EXERCISE ->
Select, from the material below, each line with "过程中放出的热量" in it.

▼▼▼

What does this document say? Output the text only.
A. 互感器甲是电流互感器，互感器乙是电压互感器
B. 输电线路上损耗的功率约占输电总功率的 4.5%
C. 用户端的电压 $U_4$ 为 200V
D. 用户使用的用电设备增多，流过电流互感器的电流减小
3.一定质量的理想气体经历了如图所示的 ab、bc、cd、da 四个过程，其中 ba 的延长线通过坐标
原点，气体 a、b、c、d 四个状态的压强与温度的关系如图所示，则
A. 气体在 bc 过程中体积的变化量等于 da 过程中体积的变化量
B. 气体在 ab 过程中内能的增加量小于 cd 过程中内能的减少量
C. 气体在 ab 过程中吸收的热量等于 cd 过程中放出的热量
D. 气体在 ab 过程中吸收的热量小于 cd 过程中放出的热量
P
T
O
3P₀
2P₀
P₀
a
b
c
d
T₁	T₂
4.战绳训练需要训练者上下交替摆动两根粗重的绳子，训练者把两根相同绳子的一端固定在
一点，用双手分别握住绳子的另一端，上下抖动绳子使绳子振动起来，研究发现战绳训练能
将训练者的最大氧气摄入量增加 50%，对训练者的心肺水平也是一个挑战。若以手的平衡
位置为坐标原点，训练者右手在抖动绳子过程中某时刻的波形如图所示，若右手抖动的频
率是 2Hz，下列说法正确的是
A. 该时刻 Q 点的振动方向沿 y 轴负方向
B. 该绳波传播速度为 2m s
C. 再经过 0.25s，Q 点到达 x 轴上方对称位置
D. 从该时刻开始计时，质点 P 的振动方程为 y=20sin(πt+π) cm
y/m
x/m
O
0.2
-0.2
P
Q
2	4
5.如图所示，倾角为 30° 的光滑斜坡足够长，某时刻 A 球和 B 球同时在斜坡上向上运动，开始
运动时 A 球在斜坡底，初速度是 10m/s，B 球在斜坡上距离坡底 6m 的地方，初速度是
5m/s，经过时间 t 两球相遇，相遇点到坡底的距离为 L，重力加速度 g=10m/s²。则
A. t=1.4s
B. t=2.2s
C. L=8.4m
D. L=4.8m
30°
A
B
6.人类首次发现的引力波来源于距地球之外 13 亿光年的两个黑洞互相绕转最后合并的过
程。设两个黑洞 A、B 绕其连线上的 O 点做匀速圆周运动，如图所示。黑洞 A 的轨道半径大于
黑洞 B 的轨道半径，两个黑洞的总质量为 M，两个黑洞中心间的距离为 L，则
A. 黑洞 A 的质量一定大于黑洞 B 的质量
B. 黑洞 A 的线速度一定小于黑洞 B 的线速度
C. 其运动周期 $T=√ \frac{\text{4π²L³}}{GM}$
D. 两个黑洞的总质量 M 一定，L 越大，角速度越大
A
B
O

▲▲▲

EXPECTED ANSWER ->
C. 气体在 ab 过程中吸收的热量等于 cd 过程中放出的热量
D. 气体在 ab 过程中吸收的热量小于 cd 过程中放出的热量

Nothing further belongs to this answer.